▼
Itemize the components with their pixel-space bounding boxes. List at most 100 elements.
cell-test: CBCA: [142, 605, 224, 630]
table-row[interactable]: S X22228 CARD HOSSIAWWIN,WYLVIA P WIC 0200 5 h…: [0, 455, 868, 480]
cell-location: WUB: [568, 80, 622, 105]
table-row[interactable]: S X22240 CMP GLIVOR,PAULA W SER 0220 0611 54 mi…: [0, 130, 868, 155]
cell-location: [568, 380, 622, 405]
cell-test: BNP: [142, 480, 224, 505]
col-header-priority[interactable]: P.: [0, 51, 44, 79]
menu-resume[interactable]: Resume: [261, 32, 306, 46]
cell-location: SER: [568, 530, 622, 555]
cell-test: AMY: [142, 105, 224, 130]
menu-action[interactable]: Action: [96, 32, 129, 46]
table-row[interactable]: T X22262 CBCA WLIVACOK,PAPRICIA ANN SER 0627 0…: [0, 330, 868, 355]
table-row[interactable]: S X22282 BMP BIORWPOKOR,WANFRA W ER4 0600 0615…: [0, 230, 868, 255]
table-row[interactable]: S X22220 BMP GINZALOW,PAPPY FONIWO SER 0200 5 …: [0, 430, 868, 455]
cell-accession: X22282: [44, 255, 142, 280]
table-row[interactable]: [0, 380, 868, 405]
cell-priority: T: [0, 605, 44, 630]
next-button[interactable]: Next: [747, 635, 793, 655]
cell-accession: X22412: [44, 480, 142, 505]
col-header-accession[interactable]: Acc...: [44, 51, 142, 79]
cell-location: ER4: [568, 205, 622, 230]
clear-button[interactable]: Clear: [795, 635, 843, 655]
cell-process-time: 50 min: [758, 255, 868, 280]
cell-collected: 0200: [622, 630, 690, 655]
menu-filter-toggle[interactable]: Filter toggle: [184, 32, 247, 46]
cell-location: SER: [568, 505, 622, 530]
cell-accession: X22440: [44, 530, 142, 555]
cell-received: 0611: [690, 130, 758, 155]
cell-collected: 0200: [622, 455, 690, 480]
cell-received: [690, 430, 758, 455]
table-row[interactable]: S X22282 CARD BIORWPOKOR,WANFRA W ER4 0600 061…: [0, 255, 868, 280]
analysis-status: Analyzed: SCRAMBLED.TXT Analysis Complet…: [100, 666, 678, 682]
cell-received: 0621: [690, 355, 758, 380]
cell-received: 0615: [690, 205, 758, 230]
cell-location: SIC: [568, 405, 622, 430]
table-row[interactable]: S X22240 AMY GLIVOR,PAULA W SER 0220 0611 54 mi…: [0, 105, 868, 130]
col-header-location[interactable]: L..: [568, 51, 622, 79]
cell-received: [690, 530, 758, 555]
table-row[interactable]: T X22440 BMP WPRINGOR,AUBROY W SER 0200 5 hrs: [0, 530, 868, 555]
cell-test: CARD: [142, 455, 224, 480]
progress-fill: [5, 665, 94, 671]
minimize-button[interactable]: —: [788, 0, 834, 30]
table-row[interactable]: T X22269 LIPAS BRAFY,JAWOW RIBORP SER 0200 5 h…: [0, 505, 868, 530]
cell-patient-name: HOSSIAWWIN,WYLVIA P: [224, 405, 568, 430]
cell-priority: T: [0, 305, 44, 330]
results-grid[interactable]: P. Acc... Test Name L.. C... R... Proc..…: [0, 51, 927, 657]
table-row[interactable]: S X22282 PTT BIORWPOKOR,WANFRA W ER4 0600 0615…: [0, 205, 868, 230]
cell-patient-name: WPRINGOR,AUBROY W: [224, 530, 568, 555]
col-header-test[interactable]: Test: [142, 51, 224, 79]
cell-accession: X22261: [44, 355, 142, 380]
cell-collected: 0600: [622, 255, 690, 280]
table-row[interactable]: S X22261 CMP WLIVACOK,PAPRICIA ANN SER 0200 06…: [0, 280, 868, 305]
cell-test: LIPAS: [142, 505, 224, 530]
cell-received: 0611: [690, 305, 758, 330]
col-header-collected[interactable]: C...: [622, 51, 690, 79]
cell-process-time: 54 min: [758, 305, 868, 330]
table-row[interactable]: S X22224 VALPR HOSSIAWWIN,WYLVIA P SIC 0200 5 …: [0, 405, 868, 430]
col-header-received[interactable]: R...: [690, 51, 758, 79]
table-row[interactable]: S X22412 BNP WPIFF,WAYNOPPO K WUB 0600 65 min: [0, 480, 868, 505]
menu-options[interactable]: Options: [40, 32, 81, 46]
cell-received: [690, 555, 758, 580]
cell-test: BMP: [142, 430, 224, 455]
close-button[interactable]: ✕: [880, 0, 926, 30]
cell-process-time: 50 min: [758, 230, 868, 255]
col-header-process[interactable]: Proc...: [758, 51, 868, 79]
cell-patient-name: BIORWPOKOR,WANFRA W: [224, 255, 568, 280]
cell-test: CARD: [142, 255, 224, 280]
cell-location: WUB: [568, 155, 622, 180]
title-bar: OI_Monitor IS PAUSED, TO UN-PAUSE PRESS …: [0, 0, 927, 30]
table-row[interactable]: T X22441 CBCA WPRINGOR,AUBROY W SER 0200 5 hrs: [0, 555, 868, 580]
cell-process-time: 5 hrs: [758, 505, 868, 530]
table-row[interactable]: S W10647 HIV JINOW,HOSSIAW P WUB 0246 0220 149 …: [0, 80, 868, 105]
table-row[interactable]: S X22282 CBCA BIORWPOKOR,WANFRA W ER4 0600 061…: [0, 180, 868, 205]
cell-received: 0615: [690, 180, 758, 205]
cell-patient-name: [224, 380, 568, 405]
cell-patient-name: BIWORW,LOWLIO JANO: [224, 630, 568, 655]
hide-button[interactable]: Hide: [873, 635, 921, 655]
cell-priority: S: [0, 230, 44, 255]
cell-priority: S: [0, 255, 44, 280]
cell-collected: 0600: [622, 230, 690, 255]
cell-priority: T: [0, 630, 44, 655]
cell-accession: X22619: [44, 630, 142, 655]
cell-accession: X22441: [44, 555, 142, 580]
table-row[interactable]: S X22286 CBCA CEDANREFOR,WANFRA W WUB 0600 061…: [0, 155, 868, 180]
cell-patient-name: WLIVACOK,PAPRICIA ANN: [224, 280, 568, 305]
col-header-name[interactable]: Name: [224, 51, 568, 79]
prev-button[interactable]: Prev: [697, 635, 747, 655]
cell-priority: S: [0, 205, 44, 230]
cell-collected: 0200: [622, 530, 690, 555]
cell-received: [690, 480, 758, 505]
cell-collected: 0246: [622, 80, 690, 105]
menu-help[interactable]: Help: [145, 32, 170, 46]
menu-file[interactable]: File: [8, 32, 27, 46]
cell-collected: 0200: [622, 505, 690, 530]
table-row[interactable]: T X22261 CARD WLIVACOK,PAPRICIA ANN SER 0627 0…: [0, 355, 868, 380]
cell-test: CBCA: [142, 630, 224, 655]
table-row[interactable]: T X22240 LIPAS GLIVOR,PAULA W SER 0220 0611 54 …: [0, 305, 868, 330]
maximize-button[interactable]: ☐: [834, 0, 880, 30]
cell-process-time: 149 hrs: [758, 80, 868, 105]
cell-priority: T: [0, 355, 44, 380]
▲
Print every one of the lines above again, word for word and unchanged.

Itemize the components with their pixel-space bounding boxes. List at most 100 elements.
cell-test: CBCA: [142, 605, 224, 630]
table-row[interactable]: S X22228 CARD HOSSIAWWIN,WYLVIA P WIC 0200 5 h…: [0, 455, 868, 480]
cell-location: WUB: [568, 80, 622, 105]
table-row[interactable]: S X22240 CMP GLIVOR,PAULA W SER 0220 0611 54 mi…: [0, 130, 868, 155]
cell-location: [568, 380, 622, 405]
cell-test: BNP: [142, 480, 224, 505]
col-header-priority[interactable]: P.: [0, 51, 44, 79]
menu-resume[interactable]: Resume: [261, 32, 306, 46]
cell-location: SER: [568, 530, 622, 555]
cell-test: AMY: [142, 105, 224, 130]
menu-action[interactable]: Action: [96, 32, 129, 46]
table-row[interactable]: T X22262 CBCA WLIVACOK,PAPRICIA ANN SER 0627 0…: [0, 330, 868, 355]
table-row[interactable]: S X22282 BMP BIORWPOKOR,WANFRA W ER4 0600 0615…: [0, 230, 868, 255]
table-row[interactable]: S X22220 BMP GINZALOW,PAPPY FONIWO SER 0200 5 …: [0, 430, 868, 455]
cell-accession: X22282: [44, 255, 142, 280]
table-row[interactable]: [0, 380, 868, 405]
cell-priority: T: [0, 605, 44, 630]
next-button[interactable]: Next: [747, 635, 793, 655]
cell-accession: X22412: [44, 480, 142, 505]
col-header-accession[interactable]: Acc...: [44, 51, 142, 79]
cell-location: ER4: [568, 205, 622, 230]
clear-button[interactable]: Clear: [795, 635, 843, 655]
cell-process-time: 50 min: [758, 255, 868, 280]
cell-collected: 0200: [622, 630, 690, 655]
menu-filter-toggle[interactable]: Filter toggle: [184, 32, 247, 46]
cell-location: SER: [568, 505, 622, 530]
cell-accession: X22440: [44, 530, 142, 555]
cell-received: 0611: [690, 130, 758, 155]
cell-collected: 0200: [622, 455, 690, 480]
cell-received: [690, 430, 758, 455]
table-row[interactable]: S X22282 CARD BIORWPOKOR,WANFRA W ER4 0600 061…: [0, 255, 868, 280]
analysis-status: Analyzed: SCRAMBLED.TXT Analysis Complet…: [100, 666, 678, 682]
cell-received: 0621: [690, 355, 758, 380]
cell-received: 0615: [690, 205, 758, 230]
cell-location: SIC: [568, 405, 622, 430]
table-row[interactable]: S X22240 AMY GLIVOR,PAULA W SER 0220 0611 54 mi…: [0, 105, 868, 130]
col-header-location[interactable]: L..: [568, 51, 622, 79]
cell-received: [690, 530, 758, 555]
table-row[interactable]: T X22440 BMP WPRINGOR,AUBROY W SER 0200 5 hrs: [0, 530, 868, 555]
cell-test: CARD: [142, 455, 224, 480]
progress-fill: [5, 665, 94, 671]
minimize-button[interactable]: —: [788, 0, 834, 30]
table-row[interactable]: T X22269 LIPAS BRAFY,JAWOW RIBORP SER 0200 5 h…: [0, 505, 868, 530]
cell-patient-name: HOSSIAWWIN,WYLVIA P: [224, 405, 568, 430]
cell-priority: T: [0, 305, 44, 330]
results-grid[interactable]: P. Acc... Test Name L.. C... R... Proc..…: [0, 51, 927, 657]
table-row[interactable]: S X22282 PTT BIORWPOKOR,WANFRA W ER4 0600 0615…: [0, 205, 868, 230]
cell-patient-name: WPRINGOR,AUBROY W: [224, 530, 568, 555]
col-header-test[interactable]: Test: [142, 51, 224, 79]
cell-accession: X22261: [44, 355, 142, 380]
cell-collected: 0600: [622, 255, 690, 280]
table-row[interactable]: S X22261 CMP WLIVACOK,PAPRICIA ANN SER 0200 06…: [0, 280, 868, 305]
cell-test: LIPAS: [142, 505, 224, 530]
cell-received: 0611: [690, 305, 758, 330]
col-header-collected[interactable]: C...: [622, 51, 690, 79]
cell-process-time: 54 min: [758, 305, 868, 330]
table-row[interactable]: S X22224 VALPR HOSSIAWWIN,WYLVIA P SIC 0200 5 …: [0, 405, 868, 430]
col-header-received[interactable]: R...: [690, 51, 758, 79]
table-row[interactable]: S X22412 BNP WPIFF,WAYNOPPO K WUB 0600 65 min: [0, 480, 868, 505]
menu-options[interactable]: Options: [40, 32, 81, 46]
cell-received: [690, 555, 758, 580]
cell-test: BMP: [142, 430, 224, 455]
close-button[interactable]: ✕: [880, 0, 926, 30]
cell-process-time: 50 min: [758, 230, 868, 255]
col-header-process[interactable]: Proc...: [758, 51, 868, 79]
cell-patient-name: BIORWPOKOR,WANFRA W: [224, 255, 568, 280]
cell-test: CARD: [142, 255, 224, 280]
cell-location: WUB: [568, 155, 622, 180]
title-bar: OI_Monitor IS PAUSED, TO UN-PAUSE PRESS …: [0, 0, 927, 30]
table-row[interactable]: T X22441 CBCA WPRINGOR,AUBROY W SER 0200 5 hrs: [0, 555, 868, 580]
cell-process-time: 5 hrs: [758, 505, 868, 530]
table-row[interactable]: S W10647 HIV JINOW,HOSSIAW P WUB 0246 0220 149 …: [0, 80, 868, 105]
table-row[interactable]: S X22282 CBCA BIORWPOKOR,WANFRA W ER4 0600 061…: [0, 180, 868, 205]
cell-received: 0615: [690, 180, 758, 205]
cell-patient-name: [224, 380, 568, 405]
cell-patient-name: BIWORW,LOWLIO JANO: [224, 630, 568, 655]
hide-button[interactable]: Hide: [873, 635, 921, 655]
cell-priority: S: [0, 230, 44, 255]
cell-priority: S: [0, 255, 44, 280]
cell-collected: 0600: [622, 230, 690, 255]
cell-priority: T: [0, 630, 44, 655]
cell-accession: X22619: [44, 630, 142, 655]
cell-accession: X22441: [44, 555, 142, 580]
table-row[interactable]: S X22286 CBCA CEDANREFOR,WANFRA W WUB 0600 061…: [0, 155, 868, 180]
cell-patient-name: WLIVACOK,PAPRICIA ANN: [224, 280, 568, 305]
col-header-name[interactable]: Name: [224, 51, 568, 79]
prev-button[interactable]: Prev: [697, 635, 747, 655]
cell-priority: S: [0, 205, 44, 230]
cell-collected: 0200: [622, 530, 690, 555]
cell-received: [690, 480, 758, 505]
cell-collected: 0246: [622, 80, 690, 105]
menu-help[interactable]: Help: [145, 32, 170, 46]
menu-file[interactable]: File: [8, 32, 27, 46]
cell-collected: 0200: [622, 505, 690, 530]
table-row[interactable]: T X22261 CARD WLIVACOK,PAPRICIA ANN SER 0627 0…: [0, 355, 868, 380]
cell-test: CBCA: [142, 630, 224, 655]
table-row[interactable]: T X22240 LIPAS GLIVOR,PAULA W SER 0220 0611 54 …: [0, 305, 868, 330]
maximize-button[interactable]: ☐: [834, 0, 880, 30]
cell-process-time: 149 hrs: [758, 80, 868, 105]
cell-priority: T: [0, 355, 44, 380]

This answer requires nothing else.